┌─ WORKING DATA
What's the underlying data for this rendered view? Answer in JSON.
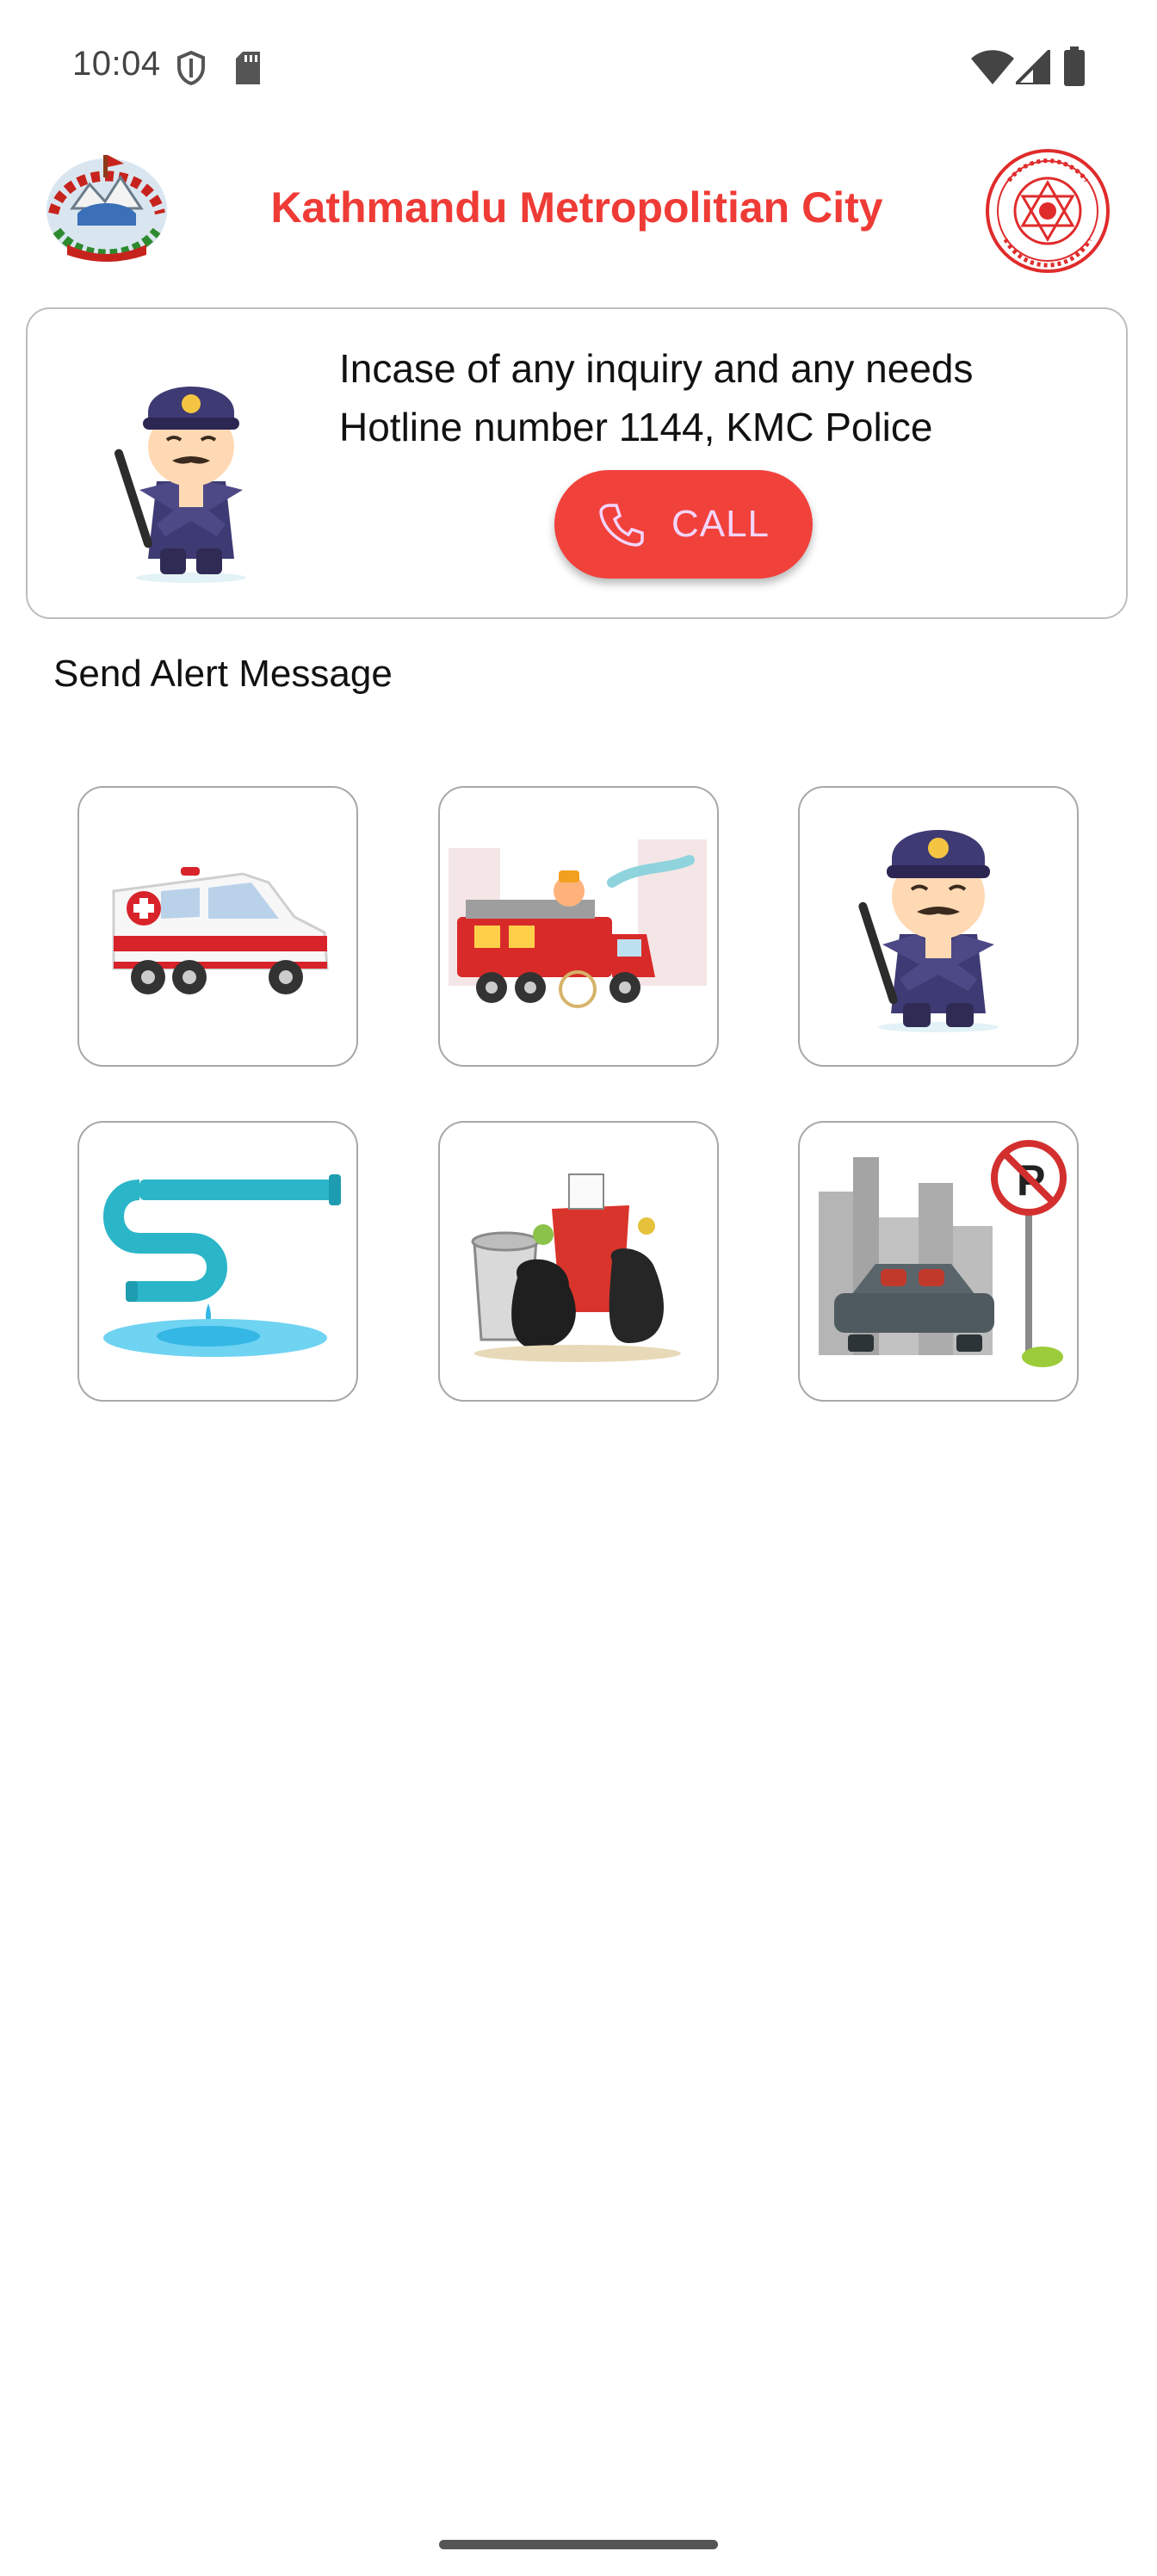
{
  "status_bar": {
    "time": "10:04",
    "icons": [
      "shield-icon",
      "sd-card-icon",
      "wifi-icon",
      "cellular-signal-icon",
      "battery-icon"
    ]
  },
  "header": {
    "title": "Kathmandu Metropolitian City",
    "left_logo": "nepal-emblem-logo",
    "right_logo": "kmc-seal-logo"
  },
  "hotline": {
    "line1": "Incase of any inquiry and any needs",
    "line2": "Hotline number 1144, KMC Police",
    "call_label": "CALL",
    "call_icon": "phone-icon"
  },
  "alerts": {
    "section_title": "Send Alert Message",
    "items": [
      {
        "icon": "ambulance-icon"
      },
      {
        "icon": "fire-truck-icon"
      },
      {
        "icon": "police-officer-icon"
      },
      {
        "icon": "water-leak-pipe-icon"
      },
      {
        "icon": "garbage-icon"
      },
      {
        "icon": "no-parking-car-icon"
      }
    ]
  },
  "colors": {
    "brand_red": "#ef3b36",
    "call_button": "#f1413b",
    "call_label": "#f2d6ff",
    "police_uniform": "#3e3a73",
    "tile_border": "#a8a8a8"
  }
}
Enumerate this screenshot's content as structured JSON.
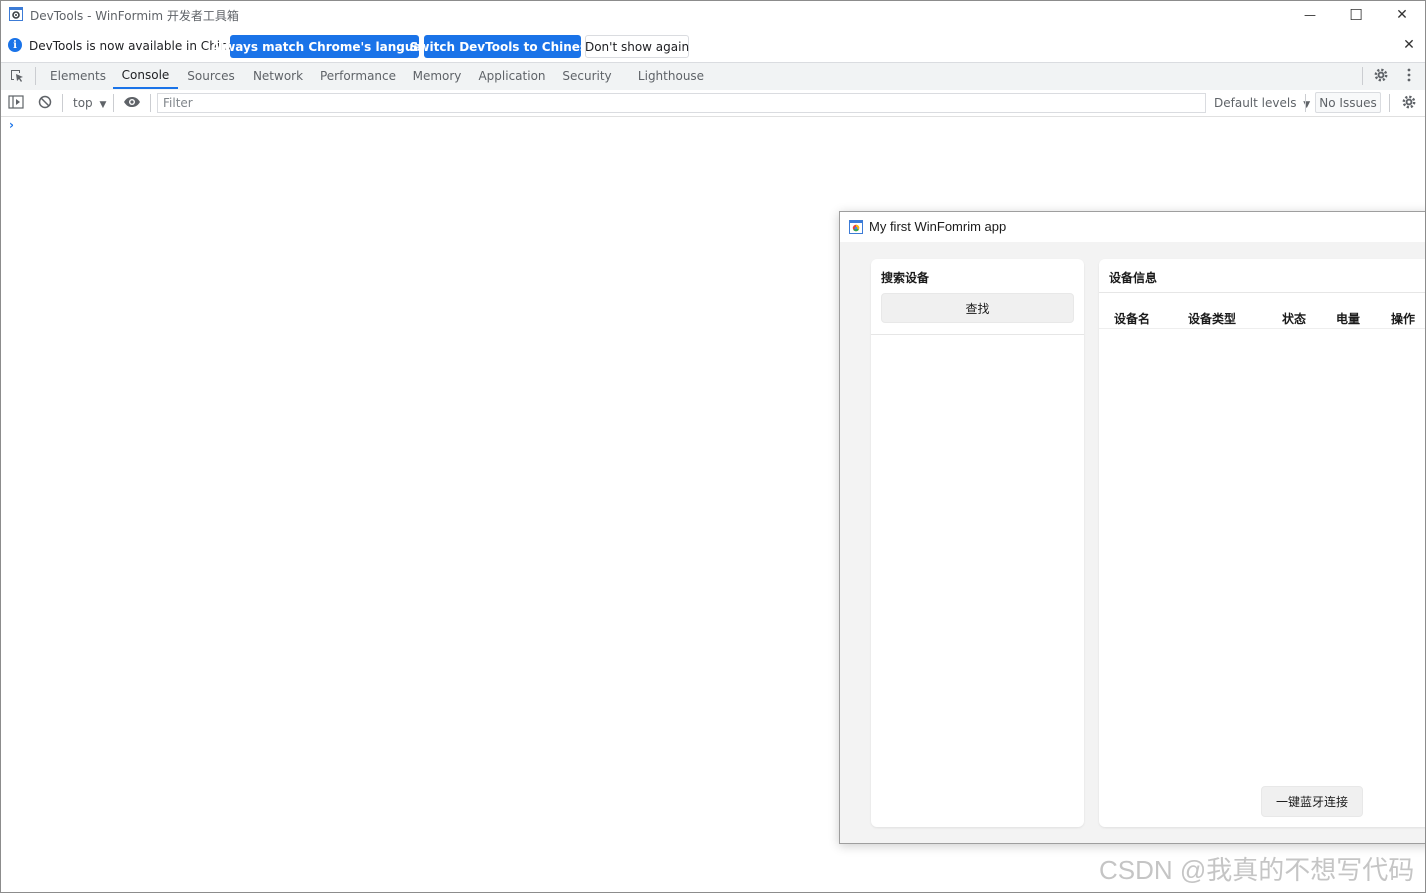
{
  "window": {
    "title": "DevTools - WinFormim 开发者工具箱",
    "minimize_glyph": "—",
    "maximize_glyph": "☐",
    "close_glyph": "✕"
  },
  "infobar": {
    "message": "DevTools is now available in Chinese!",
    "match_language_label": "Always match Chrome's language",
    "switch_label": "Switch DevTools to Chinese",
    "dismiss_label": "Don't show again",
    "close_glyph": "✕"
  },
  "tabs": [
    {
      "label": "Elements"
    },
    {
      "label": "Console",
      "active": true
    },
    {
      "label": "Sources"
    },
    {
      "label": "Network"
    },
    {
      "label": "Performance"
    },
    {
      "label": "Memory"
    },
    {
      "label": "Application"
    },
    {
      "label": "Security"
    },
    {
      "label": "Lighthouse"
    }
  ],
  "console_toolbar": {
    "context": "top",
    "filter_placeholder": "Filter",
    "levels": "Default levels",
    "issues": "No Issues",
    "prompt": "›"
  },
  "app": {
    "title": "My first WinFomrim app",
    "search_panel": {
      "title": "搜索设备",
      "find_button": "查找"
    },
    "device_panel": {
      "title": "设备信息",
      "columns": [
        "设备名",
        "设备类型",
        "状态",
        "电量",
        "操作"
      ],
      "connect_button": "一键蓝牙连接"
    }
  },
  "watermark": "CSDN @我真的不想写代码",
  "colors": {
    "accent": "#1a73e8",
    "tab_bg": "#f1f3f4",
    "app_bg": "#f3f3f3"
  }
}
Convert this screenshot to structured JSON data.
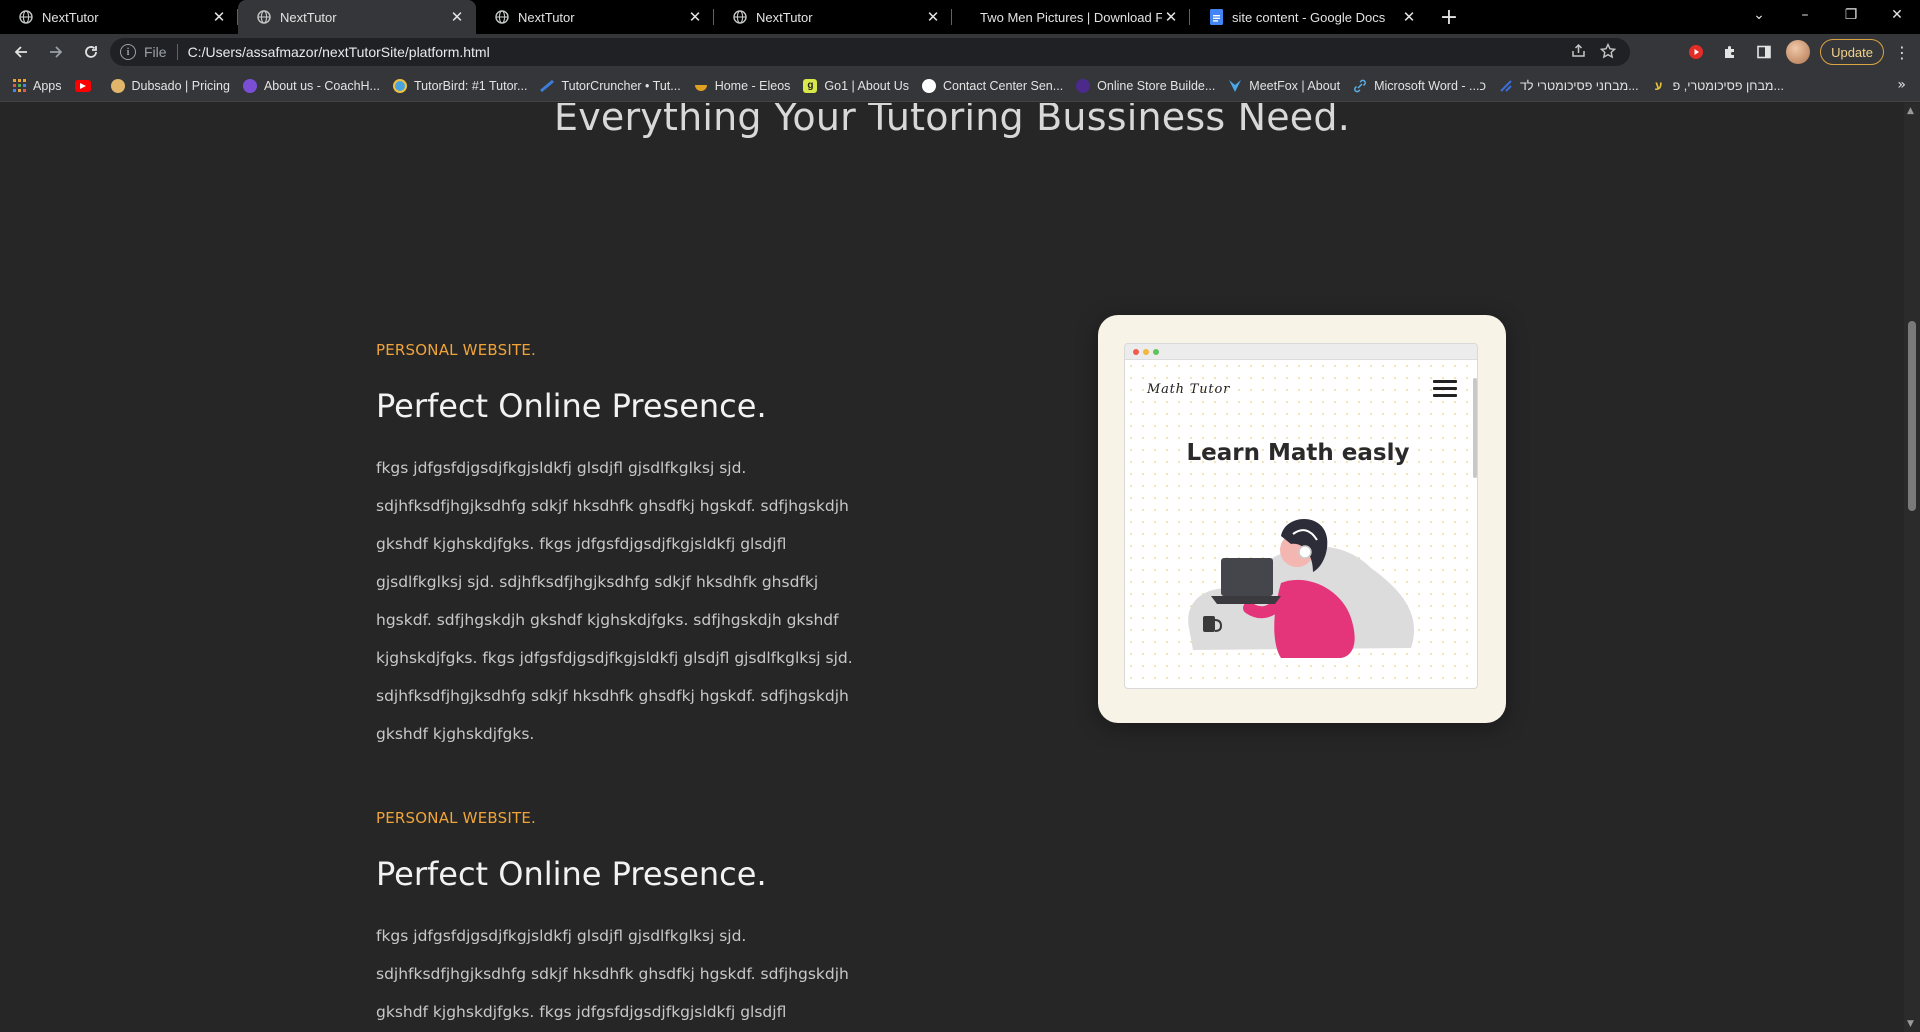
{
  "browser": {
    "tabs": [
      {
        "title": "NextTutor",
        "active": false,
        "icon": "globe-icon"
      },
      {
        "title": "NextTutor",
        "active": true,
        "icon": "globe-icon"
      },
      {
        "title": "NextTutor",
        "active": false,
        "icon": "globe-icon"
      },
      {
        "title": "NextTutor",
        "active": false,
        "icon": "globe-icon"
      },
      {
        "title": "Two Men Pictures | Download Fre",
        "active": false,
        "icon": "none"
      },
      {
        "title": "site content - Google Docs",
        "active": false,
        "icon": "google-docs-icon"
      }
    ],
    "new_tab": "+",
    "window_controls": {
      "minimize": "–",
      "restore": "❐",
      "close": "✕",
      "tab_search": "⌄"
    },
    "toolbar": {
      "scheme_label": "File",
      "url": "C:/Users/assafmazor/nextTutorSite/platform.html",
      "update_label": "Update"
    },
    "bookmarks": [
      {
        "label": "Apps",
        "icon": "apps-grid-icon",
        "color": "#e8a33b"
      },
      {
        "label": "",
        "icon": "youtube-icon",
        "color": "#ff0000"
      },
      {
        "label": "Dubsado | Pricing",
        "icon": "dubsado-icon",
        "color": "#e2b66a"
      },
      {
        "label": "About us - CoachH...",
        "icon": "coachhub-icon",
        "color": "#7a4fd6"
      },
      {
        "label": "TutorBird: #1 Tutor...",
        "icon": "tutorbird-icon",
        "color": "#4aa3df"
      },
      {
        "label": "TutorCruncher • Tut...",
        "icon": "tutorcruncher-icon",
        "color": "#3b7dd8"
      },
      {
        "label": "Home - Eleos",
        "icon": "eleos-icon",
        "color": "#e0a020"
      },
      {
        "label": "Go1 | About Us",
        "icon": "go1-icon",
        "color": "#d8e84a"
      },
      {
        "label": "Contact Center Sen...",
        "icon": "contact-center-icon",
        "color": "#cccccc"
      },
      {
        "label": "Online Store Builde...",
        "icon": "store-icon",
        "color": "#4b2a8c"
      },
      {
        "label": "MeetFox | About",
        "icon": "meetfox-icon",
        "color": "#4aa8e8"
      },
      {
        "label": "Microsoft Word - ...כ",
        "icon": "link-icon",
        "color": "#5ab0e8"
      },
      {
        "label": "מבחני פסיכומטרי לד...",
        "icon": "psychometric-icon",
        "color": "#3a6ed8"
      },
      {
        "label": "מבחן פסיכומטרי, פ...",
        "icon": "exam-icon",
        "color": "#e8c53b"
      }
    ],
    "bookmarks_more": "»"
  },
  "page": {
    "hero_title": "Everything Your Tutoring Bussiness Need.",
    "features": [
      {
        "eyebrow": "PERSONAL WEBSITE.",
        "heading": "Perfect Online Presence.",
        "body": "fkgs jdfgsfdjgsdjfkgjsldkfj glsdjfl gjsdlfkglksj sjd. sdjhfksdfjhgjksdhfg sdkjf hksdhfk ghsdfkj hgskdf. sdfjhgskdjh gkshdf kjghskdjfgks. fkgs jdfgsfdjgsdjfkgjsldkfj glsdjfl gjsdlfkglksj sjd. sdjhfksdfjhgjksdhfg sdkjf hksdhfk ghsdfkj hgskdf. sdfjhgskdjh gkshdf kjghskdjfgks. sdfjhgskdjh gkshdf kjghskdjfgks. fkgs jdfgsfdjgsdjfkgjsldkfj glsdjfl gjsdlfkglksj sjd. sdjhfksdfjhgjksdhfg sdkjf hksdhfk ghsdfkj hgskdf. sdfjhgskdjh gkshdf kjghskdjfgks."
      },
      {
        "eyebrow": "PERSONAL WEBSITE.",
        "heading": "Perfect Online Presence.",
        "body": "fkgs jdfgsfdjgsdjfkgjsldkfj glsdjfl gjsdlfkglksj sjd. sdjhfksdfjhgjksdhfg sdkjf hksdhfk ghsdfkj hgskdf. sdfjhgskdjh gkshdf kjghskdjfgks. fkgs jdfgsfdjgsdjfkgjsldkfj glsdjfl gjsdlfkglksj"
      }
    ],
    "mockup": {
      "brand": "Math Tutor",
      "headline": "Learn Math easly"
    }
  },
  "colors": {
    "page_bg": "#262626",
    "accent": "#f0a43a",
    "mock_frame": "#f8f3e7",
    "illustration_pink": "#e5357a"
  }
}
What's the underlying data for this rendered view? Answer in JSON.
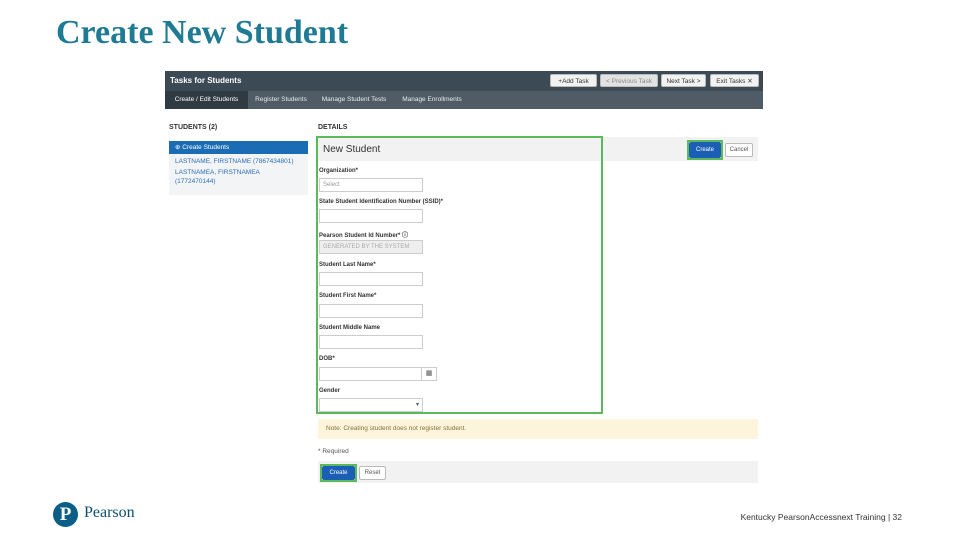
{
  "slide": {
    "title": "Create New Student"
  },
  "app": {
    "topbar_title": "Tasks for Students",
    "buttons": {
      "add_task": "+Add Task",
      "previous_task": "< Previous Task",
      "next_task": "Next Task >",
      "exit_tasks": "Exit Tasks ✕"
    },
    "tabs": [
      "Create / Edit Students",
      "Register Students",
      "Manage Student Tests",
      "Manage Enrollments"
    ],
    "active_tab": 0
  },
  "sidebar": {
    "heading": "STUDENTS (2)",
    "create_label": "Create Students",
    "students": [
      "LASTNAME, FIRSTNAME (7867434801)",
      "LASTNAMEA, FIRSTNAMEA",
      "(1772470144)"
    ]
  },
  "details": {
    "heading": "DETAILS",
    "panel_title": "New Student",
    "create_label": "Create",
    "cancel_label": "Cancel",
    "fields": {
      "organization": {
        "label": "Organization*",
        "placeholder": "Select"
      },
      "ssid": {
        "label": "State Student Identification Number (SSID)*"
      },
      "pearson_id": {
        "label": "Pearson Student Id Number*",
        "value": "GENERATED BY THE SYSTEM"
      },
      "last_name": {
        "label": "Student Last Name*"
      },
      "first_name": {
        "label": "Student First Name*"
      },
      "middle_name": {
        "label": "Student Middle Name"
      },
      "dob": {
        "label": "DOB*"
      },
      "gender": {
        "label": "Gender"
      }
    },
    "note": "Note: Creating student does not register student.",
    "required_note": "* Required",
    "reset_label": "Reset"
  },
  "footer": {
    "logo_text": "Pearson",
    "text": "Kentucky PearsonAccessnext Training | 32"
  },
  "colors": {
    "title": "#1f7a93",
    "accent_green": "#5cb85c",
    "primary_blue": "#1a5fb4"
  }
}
└─
* THE REQUEST *
Each line in the listing above that contains "Tasks" should be copied.

* EXERCISE OUTPUT *
    "topbar_title": "Tasks for Students",
      "exit_tasks": "Exit Tasks ✕"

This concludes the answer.